───── INPUT MATERIAL ─────

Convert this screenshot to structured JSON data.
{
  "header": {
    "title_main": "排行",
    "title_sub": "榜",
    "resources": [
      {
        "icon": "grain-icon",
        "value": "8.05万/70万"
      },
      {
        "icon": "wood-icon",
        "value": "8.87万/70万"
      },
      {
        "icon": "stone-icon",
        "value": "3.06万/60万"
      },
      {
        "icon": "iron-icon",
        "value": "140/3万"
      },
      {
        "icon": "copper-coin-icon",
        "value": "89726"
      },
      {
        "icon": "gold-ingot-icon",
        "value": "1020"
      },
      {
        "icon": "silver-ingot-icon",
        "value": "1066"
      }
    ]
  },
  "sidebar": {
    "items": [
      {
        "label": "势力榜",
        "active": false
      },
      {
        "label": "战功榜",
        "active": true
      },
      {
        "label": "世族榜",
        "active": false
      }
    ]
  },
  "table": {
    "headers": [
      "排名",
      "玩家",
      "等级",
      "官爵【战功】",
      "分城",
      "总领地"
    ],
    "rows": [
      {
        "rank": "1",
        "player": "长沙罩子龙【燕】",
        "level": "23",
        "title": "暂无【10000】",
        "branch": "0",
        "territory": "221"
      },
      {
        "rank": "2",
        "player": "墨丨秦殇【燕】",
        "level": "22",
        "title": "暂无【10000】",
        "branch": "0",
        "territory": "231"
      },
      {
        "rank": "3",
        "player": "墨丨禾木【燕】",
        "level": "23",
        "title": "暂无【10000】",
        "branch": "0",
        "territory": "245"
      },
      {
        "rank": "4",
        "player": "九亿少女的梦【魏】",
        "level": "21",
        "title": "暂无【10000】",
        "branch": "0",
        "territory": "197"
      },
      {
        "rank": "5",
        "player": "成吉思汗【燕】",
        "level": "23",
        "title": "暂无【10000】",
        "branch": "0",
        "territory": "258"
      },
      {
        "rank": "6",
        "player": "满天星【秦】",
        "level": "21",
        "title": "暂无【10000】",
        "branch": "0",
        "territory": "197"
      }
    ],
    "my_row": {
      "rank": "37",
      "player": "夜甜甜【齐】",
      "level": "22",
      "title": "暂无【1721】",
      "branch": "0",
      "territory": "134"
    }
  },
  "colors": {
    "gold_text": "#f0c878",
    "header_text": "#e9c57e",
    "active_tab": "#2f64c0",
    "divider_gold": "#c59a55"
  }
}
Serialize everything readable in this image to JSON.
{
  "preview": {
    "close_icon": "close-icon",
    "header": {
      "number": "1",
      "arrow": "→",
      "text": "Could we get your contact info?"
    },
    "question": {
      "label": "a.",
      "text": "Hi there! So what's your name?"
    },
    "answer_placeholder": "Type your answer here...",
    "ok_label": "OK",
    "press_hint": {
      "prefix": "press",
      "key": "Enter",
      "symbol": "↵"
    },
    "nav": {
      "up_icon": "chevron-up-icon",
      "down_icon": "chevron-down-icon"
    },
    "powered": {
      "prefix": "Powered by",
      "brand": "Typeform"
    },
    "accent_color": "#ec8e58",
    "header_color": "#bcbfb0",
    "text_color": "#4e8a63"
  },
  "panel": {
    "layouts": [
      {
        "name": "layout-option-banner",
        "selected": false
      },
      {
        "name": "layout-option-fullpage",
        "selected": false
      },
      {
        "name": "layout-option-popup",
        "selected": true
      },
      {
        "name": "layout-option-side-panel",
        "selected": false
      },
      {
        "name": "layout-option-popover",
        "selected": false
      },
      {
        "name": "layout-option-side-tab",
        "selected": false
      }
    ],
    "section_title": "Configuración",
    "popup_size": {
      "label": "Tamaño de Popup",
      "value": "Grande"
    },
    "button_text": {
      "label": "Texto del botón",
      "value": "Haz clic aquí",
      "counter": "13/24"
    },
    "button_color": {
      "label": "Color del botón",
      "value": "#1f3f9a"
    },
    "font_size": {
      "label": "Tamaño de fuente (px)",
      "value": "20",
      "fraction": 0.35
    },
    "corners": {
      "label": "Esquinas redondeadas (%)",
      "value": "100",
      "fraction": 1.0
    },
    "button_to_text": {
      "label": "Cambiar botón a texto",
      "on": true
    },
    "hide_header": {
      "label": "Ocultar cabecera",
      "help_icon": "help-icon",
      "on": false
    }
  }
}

─────

EXERCISE GOAL - Copy each record from above exactly, and include every line.

THE RESPONSE -
Convert this screenshot to structured JSON data.
{
  "header": {
    "title_main": "排行",
    "title_sub": "榜",
    "resources": [
      {
        "icon": "grain-icon",
        "value": "8.05万/70万"
      },
      {
        "icon": "wood-icon",
        "value": "8.87万/70万"
      },
      {
        "icon": "stone-icon",
        "value": "3.06万/60万"
      },
      {
        "icon": "iron-icon",
        "value": "140/3万"
      },
      {
        "icon": "copper-coin-icon",
        "value": "89726"
      },
      {
        "icon": "gold-ingot-icon",
        "value": "1020"
      },
      {
        "icon": "silver-ingot-icon",
        "value": "1066"
      }
    ]
  },
  "sidebar": {
    "items": [
      {
        "label": "势力榜",
        "active": false
      },
      {
        "label": "战功榜",
        "active": true
      },
      {
        "label": "世族榜",
        "active": false
      }
    ]
  },
  "table": {
    "headers": [
      "排名",
      "玩家",
      "等级",
      "官爵【战功】",
      "分城",
      "总领地"
    ],
    "rows": [
      {
        "rank": "1",
        "player": "长沙罩子龙【燕】",
        "level": "23",
        "title": "暂无【10000】",
        "branch": "0",
        "territory": "221"
      },
      {
        "rank": "2",
        "player": "墨丨秦殇【燕】",
        "level": "22",
        "title": "暂无【10000】",
        "branch": "0",
        "territory": "231"
      },
      {
        "rank": "3",
        "player": "墨丨禾木【燕】",
        "level": "23",
        "title": "暂无【10000】",
        "branch": "0",
        "territory": "245"
      },
      {
        "rank": "4",
        "player": "九亿少女的梦【魏】",
        "level": "21",
        "title": "暂无【10000】",
        "branch": "0",
        "territory": "197"
      },
      {
        "rank": "5",
        "player": "成吉思汗【燕】",
        "level": "23",
        "title": "暂无【10000】",
        "branch": "0",
        "territory": "258"
      },
      {
        "rank": "6",
        "player": "满天星【秦】",
        "level": "21",
        "title": "暂无【10000】",
        "branch": "0",
        "territory": "197"
      }
    ],
    "my_row": {
      "rank": "37",
      "player": "夜甜甜【齐】",
      "level": "22",
      "title": "暂无【1721】",
      "branch": "0",
      "territory": "134"
    }
  },
  "colors": {
    "gold_text": "#f0c878",
    "header_text": "#e9c57e",
    "active_tab": "#2f64c0",
    "divider_gold": "#c59a55"
  }
}
Serialize everything readable in this image to JSON.
{
  "preview": {
    "close_icon": "close-icon",
    "header": {
      "number": "1",
      "arrow": "→",
      "text": "Could we get your contact info?"
    },
    "question": {
      "label": "a.",
      "text": "Hi there! So what's your name?"
    },
    "answer_placeholder": "Type your answer here...",
    "ok_label": "OK",
    "press_hint": {
      "prefix": "press",
      "key": "Enter",
      "symbol": "↵"
    },
    "nav": {
      "up_icon": "chevron-up-icon",
      "down_icon": "chevron-down-icon"
    },
    "powered": {
      "prefix": "Powered by",
      "brand": "Typeform"
    },
    "accent_color": "#ec8e58",
    "header_color": "#bcbfb0",
    "text_color": "#4e8a63"
  },
  "panel": {
    "layouts": [
      {
        "name": "layout-option-banner",
        "selected": false
      },
      {
        "name": "layout-option-fullpage",
        "selected": false
      },
      {
        "name": "layout-option-popup",
        "selected": true
      },
      {
        "name": "layout-option-side-panel",
        "selected": false
      },
      {
        "name": "layout-option-popover",
        "selected": false
      },
      {
        "name": "layout-option-side-tab",
        "selected": false
      }
    ],
    "section_title": "Configuración",
    "popup_size": {
      "label": "Tamaño de Popup",
      "value": "Grande"
    },
    "button_text": {
      "label": "Texto del botón",
      "value": "Haz clic aquí",
      "counter": "13/24"
    },
    "button_color": {
      "label": "Color del botón",
      "value": "#1f3f9a"
    },
    "font_size": {
      "label": "Tamaño de fuente (px)",
      "value": "20",
      "fraction": 0.35
    },
    "corners": {
      "label": "Esquinas redondeadas (%)",
      "value": "100",
      "fraction": 1.0
    },
    "button_to_text": {
      "label": "Cambiar botón a texto",
      "on": true
    },
    "hide_header": {
      "label": "Ocultar cabecera",
      "help_icon": "help-icon",
      "on": false
    }
  }
}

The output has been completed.